◆ Task objective: Could you rename "series-1-segment" to "first-series-segment" and give back the stretch from the line containing "Output each element" through the line containing "right-tick-label: 50 bbox=[608, 100, 629, 121]", leaving everything else unchanged?

________________

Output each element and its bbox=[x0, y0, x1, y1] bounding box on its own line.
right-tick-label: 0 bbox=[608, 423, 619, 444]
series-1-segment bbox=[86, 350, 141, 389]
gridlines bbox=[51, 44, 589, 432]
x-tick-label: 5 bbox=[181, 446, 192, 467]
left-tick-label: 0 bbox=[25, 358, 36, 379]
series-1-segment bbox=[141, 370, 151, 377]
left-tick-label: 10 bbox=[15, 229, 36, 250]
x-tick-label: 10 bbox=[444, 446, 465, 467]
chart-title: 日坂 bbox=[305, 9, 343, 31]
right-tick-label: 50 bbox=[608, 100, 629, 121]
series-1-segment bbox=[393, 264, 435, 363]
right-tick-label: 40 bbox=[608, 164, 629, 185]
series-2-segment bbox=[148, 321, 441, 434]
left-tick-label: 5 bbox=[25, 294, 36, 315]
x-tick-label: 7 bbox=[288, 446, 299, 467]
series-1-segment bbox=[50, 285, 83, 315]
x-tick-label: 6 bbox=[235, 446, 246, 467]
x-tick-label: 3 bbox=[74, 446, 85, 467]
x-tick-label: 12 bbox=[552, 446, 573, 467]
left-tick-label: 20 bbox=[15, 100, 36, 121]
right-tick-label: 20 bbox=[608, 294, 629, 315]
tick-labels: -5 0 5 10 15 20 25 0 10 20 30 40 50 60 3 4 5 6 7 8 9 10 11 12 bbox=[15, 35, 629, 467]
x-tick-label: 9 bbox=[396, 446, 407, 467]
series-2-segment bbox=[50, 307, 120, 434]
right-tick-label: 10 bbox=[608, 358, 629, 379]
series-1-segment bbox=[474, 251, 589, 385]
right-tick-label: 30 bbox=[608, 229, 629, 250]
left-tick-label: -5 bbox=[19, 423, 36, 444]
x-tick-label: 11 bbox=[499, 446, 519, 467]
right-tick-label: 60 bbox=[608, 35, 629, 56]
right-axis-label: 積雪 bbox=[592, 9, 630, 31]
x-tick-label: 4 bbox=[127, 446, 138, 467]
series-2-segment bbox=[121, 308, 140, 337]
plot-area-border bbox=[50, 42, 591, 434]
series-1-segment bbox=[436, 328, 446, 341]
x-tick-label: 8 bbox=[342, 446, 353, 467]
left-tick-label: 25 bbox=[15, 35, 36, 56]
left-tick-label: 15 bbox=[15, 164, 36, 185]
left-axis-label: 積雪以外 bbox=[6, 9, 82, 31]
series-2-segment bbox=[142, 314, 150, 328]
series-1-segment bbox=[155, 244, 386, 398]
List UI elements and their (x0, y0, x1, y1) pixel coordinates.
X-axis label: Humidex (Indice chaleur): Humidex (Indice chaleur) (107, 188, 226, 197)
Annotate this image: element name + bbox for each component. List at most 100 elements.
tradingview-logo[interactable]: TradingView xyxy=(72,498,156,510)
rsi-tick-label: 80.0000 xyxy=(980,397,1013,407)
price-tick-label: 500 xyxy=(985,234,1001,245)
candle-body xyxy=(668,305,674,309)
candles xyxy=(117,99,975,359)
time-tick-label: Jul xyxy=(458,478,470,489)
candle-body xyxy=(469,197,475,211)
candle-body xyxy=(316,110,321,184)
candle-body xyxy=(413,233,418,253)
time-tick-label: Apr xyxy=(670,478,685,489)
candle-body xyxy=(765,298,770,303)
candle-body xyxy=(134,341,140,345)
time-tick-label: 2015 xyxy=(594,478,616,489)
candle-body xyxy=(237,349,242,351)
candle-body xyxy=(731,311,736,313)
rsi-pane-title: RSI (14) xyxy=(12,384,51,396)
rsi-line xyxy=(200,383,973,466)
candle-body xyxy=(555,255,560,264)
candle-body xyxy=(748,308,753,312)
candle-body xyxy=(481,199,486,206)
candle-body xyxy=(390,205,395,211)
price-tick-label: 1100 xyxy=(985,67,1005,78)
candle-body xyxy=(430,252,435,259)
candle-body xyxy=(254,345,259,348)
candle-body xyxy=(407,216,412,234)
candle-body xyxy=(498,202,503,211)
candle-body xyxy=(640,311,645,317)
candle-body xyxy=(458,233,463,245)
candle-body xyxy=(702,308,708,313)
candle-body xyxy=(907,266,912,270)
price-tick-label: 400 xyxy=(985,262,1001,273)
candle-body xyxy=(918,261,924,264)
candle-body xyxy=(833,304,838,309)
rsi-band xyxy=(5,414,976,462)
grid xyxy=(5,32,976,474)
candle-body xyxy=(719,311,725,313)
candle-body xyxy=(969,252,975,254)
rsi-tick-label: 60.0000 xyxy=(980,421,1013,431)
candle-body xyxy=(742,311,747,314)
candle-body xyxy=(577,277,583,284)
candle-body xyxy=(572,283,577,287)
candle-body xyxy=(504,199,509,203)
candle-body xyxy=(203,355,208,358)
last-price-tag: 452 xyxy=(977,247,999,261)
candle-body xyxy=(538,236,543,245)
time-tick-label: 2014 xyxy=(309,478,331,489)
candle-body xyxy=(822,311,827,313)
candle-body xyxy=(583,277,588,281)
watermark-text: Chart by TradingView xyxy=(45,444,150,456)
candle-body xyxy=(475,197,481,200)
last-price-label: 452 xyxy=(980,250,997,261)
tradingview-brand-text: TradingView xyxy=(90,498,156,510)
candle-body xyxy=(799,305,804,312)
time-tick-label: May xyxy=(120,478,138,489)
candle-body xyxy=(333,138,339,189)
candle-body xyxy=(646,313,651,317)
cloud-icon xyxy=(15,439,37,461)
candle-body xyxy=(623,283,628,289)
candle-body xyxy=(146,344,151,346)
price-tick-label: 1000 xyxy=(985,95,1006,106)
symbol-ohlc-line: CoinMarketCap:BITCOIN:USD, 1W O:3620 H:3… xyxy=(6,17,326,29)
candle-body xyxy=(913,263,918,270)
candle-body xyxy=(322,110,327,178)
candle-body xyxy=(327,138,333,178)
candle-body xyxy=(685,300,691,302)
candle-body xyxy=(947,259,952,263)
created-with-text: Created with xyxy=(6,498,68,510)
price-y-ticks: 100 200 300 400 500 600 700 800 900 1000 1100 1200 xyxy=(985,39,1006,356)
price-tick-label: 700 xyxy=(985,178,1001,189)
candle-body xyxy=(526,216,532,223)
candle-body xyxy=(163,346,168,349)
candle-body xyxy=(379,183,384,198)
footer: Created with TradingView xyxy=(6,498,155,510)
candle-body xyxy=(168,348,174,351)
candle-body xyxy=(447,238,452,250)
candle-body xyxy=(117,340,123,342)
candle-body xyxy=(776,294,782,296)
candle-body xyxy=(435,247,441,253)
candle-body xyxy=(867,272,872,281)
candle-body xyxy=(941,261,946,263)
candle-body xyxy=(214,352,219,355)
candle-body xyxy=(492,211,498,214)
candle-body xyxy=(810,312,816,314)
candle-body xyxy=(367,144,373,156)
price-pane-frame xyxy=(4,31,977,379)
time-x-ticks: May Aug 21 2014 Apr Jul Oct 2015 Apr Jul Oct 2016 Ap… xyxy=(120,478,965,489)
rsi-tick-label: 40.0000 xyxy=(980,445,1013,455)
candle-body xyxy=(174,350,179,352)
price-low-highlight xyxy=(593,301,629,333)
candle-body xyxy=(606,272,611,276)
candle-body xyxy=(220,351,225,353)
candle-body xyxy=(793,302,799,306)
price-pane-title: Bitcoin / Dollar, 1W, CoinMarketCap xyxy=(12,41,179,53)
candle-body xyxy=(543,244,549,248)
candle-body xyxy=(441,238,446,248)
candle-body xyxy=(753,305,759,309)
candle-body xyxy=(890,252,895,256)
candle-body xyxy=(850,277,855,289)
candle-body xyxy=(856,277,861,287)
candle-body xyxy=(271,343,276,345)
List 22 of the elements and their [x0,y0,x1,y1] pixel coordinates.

________________

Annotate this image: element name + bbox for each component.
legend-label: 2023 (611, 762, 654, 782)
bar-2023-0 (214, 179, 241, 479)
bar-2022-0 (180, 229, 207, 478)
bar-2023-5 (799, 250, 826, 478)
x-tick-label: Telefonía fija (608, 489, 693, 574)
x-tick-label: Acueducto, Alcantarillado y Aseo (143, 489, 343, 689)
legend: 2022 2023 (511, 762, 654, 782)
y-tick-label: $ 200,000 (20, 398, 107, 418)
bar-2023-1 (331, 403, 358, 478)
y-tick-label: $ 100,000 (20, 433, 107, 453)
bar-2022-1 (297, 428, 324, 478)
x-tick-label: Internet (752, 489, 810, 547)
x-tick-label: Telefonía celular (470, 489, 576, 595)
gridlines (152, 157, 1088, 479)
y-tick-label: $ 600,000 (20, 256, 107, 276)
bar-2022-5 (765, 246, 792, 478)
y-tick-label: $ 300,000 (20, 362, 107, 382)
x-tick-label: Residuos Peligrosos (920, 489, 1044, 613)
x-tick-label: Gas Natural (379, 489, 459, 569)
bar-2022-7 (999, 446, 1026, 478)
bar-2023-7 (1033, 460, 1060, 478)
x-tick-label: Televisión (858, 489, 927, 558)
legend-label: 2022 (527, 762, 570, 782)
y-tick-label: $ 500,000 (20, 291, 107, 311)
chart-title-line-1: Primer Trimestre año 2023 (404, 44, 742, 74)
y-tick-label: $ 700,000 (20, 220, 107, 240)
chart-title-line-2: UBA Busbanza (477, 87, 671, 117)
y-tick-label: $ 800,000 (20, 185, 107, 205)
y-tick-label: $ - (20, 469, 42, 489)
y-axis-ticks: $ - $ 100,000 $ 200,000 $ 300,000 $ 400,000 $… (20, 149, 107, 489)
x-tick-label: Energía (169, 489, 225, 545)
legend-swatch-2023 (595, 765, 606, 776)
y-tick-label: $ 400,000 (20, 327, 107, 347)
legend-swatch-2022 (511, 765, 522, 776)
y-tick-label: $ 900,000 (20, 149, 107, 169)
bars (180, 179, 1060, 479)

________________

◆ Finished task:
Output each element and its bbox=[x0, y0, x1, y1] bounding box on its own line.
right-tick-label: 0 bbox=[608, 423, 619, 444]
first-series-segment bbox=[86, 350, 141, 389]
gridlines bbox=[51, 44, 589, 432]
x-tick-label: 5 bbox=[181, 446, 192, 467]
left-tick-label: 0 bbox=[25, 358, 36, 379]
first-series-segment bbox=[141, 370, 151, 377]
left-tick-label: 10 bbox=[15, 229, 36, 250]
x-tick-label: 10 bbox=[444, 446, 465, 467]
chart-title: 日坂 bbox=[305, 9, 343, 31]
right-tick-label: 50 bbox=[608, 100, 629, 121]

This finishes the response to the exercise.